WHAT IS BEING ASKED =
Print the records word for word, beginning with their first line and ending after the line that contains "data-point bbox=[195, 176, 201, 182]".

(Collected data)

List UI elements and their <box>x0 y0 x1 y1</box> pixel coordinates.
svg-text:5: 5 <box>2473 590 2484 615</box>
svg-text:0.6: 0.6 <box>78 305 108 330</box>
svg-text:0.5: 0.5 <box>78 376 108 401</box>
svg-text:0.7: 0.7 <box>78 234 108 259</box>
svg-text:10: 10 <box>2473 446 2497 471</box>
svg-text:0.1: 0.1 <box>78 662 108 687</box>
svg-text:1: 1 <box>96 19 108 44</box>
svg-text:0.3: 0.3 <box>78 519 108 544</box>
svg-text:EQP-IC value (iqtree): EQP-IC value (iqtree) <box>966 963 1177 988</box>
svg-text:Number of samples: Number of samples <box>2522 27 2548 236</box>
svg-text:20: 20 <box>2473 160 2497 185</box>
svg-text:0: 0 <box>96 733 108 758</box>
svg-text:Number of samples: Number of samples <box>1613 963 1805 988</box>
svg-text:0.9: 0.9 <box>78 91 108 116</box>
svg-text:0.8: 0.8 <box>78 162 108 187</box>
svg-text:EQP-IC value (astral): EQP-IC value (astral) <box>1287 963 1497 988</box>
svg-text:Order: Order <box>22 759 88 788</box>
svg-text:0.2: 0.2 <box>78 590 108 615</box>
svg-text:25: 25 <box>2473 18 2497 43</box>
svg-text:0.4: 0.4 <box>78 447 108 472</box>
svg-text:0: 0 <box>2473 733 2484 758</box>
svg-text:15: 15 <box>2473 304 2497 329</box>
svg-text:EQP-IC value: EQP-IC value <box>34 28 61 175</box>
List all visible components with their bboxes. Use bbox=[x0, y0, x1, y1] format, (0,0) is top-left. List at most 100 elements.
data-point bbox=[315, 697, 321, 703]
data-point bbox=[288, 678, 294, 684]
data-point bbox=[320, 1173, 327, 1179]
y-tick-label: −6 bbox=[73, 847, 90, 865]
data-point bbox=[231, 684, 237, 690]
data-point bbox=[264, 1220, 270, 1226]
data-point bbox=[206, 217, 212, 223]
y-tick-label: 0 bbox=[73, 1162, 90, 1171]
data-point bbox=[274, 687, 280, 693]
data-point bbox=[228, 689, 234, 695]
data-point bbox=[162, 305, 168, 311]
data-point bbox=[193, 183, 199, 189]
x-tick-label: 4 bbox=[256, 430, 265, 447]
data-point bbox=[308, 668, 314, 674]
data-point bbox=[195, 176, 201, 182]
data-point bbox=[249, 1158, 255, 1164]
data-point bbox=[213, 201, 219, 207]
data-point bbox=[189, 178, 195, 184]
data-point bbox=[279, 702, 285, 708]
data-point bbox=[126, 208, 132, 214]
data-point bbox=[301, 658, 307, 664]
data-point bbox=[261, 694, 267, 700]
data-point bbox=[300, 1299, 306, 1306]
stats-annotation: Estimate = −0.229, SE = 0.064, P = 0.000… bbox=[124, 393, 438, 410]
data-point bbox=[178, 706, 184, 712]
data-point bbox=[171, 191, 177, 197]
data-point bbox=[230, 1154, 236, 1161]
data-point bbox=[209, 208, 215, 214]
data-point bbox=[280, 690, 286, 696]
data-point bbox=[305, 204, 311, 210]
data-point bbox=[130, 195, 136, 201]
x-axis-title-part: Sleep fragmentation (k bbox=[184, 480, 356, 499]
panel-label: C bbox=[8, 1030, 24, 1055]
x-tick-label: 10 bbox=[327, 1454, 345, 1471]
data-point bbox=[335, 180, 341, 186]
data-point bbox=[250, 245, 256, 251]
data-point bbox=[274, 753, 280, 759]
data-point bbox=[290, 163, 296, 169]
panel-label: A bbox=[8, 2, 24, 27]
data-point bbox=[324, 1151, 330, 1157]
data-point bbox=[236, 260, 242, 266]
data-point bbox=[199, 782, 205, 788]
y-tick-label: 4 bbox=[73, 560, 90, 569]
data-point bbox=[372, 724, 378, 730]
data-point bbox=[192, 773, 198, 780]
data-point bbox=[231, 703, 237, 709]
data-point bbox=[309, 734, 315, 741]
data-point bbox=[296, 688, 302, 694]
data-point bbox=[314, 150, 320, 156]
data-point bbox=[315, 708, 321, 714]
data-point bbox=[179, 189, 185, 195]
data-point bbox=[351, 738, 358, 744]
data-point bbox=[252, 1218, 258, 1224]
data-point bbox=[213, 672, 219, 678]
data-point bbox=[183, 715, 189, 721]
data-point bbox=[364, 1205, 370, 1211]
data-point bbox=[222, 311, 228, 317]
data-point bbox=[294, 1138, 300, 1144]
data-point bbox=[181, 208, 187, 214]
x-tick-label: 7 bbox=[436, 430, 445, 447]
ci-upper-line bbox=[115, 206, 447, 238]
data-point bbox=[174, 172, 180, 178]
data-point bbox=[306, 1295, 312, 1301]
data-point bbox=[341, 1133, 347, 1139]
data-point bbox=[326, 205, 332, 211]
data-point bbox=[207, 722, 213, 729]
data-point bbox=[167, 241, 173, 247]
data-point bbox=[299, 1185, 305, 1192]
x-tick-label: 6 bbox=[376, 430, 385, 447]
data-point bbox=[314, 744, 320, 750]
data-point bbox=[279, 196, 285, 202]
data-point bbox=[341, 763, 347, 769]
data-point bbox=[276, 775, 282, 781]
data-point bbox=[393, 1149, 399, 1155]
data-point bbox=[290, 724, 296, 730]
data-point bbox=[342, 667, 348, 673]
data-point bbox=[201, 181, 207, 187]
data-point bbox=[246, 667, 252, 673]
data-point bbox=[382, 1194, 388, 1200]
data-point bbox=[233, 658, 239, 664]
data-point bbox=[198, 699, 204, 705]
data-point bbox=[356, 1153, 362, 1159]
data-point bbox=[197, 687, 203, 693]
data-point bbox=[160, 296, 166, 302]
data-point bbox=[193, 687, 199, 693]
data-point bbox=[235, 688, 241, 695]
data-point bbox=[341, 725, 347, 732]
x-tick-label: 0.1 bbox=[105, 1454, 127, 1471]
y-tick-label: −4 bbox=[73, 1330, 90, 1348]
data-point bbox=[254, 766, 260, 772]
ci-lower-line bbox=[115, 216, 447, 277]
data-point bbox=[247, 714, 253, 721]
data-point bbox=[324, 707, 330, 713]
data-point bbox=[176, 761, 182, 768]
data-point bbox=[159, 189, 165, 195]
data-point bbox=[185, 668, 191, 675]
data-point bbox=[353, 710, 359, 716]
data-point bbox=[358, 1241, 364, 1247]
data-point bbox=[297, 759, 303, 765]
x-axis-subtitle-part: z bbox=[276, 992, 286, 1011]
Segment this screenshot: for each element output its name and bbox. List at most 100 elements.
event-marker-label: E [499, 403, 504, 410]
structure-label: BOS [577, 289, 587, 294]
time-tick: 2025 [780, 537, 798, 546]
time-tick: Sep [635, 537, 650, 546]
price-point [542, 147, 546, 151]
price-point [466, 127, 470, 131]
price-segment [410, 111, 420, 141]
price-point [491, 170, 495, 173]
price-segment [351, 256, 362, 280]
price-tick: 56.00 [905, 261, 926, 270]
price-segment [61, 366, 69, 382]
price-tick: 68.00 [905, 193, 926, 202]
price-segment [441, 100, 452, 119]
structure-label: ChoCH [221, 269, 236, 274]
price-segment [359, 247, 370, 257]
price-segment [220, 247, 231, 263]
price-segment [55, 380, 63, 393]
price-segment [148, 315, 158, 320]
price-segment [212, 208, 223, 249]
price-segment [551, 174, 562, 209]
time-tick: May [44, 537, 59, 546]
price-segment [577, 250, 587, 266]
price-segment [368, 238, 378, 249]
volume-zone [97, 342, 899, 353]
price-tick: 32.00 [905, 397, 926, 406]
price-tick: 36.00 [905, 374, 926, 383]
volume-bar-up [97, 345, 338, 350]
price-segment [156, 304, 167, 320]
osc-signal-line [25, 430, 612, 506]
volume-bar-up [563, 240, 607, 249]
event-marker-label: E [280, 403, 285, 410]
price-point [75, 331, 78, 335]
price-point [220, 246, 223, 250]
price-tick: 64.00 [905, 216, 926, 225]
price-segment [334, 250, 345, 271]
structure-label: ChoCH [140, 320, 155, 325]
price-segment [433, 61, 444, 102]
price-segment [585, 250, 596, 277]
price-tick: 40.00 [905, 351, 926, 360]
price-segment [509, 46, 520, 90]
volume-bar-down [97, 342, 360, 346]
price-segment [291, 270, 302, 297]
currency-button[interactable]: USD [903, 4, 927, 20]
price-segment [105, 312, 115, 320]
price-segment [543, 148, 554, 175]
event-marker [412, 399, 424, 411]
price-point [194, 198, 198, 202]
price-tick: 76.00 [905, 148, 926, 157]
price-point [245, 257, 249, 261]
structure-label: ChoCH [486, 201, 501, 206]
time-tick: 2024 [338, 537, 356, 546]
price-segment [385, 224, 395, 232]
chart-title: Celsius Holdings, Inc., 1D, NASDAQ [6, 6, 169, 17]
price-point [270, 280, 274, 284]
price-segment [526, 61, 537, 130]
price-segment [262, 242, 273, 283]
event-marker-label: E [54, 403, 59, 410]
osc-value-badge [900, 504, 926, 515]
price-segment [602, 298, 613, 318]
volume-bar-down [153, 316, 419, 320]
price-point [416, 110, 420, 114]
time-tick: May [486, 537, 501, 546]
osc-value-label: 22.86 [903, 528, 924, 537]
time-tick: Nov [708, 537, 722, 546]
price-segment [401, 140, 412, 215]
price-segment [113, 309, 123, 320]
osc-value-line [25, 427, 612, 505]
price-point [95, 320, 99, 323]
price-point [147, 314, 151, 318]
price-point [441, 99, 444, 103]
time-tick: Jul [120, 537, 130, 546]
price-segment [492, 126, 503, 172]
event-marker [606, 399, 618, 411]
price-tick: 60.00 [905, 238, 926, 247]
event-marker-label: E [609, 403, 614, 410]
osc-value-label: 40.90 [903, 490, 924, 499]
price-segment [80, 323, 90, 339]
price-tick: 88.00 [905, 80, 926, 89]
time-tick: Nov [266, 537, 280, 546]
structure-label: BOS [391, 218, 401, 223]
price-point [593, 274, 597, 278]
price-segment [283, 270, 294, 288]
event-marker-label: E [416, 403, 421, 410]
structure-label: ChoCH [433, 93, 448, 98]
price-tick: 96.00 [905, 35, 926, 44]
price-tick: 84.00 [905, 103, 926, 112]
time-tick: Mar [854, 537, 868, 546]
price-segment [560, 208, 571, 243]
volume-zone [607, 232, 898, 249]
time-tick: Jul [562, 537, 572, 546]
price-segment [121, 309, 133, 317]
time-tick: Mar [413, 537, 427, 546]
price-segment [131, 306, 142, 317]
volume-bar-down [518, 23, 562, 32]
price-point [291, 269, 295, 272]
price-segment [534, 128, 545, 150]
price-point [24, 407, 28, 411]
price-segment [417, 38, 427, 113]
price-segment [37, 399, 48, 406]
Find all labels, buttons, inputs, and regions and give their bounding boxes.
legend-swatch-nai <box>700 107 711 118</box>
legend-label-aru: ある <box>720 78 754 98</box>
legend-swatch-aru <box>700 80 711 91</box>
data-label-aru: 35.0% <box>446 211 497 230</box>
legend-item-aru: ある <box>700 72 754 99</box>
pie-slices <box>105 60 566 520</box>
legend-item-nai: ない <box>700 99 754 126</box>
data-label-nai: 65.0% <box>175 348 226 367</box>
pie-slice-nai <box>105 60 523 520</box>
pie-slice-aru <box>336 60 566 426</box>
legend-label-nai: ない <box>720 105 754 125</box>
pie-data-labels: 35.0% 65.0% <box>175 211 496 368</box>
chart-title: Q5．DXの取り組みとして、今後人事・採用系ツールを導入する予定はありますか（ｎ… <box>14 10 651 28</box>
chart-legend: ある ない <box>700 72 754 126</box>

RESPONSE FOR THIS EXERCISE =
List UI elements and their <box>x0 y0 x1 y1</box> pixel coordinates.
svg-text:5: 5 <box>2473 590 2484 615</box>
svg-text:0.6: 0.6 <box>78 305 108 330</box>
svg-text:0.5: 0.5 <box>78 376 108 401</box>
svg-text:0.7: 0.7 <box>78 234 108 259</box>
svg-text:10: 10 <box>2473 446 2497 471</box>
svg-text:0.1: 0.1 <box>78 662 108 687</box>
svg-text:1: 1 <box>96 19 108 44</box>
svg-text:0.3: 0.3 <box>78 519 108 544</box>
svg-text:EQP-IC value (iqtree): EQP-IC value (iqtree) <box>966 963 1177 988</box>
svg-text:Number of samples: Number of samples <box>2522 27 2548 236</box>
svg-text:20: 20 <box>2473 160 2497 185</box>
svg-text:0: 0 <box>96 733 108 758</box>
svg-text:Number of samples: Number of samples <box>1613 963 1805 988</box>
svg-text:0.9: 0.9 <box>78 91 108 116</box>
svg-text:0.8: 0.8 <box>78 162 108 187</box>
svg-text:EQP-IC value (astral): EQP-IC value (astral) <box>1287 963 1497 988</box>
svg-text:Order: Order <box>22 759 88 788</box>
svg-text:0.2: 0.2 <box>78 590 108 615</box>
svg-text:25: 25 <box>2473 18 2497 43</box>
svg-text:0.4: 0.4 <box>78 447 108 472</box>
svg-text:0: 0 <box>2473 733 2484 758</box>
svg-text:15: 15 <box>2473 304 2497 329</box>
svg-text:EQP-IC value: EQP-IC value <box>34 28 61 175</box>
List all visible components with their bboxes. Use bbox=[x0, y0, x1, y1] format, (0,0) is top-left. List at most 100 elements.
data-point bbox=[315, 697, 321, 703]
data-point bbox=[288, 678, 294, 684]
data-point bbox=[320, 1173, 327, 1179]
y-tick-label: −6 bbox=[73, 847, 90, 865]
data-point bbox=[231, 684, 237, 690]
data-point bbox=[264, 1220, 270, 1226]
data-point bbox=[206, 217, 212, 223]
y-tick-label: 0 bbox=[73, 1162, 90, 1171]
data-point bbox=[274, 687, 280, 693]
data-point bbox=[228, 689, 234, 695]
data-point bbox=[162, 305, 168, 311]
data-point bbox=[193, 183, 199, 189]
x-tick-label: 4 bbox=[256, 430, 265, 447]
data-point bbox=[308, 668, 314, 674]
data-point bbox=[195, 176, 201, 182]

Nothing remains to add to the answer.